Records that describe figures
BEGIN

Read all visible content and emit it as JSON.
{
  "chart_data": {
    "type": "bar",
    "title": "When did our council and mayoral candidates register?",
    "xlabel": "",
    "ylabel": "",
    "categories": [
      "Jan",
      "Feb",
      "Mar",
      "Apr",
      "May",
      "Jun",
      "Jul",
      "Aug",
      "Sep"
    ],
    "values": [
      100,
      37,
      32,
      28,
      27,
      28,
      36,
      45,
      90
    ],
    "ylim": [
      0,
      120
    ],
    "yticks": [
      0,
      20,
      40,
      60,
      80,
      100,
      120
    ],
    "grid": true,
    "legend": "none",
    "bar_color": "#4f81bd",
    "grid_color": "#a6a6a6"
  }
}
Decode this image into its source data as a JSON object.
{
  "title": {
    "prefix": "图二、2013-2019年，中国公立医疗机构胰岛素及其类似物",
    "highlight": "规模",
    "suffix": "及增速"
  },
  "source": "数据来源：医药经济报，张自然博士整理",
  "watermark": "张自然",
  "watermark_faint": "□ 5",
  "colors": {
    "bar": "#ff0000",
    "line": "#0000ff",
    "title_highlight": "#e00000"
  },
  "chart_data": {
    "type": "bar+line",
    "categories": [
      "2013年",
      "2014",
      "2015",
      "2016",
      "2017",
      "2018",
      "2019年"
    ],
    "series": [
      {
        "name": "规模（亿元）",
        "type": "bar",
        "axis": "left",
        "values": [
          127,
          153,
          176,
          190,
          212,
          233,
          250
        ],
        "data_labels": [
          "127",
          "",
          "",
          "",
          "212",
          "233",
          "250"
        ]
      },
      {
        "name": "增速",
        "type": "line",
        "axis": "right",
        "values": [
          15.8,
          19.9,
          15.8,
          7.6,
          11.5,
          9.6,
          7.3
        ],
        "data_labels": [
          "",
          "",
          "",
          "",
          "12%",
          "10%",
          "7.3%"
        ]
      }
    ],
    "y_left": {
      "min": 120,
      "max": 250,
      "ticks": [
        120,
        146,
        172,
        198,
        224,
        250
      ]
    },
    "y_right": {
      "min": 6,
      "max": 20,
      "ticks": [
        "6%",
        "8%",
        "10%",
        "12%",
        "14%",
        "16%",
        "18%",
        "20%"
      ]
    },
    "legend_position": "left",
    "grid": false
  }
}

END

▶ [SET TASK]:
Pull out each line of the listing that holds the string "source".

▶ [REPLY TO THE EXERCISE]:
Decode this image into its source data as a JSON object.
  "source": "数据来源：医药经济报，张自然博士整理",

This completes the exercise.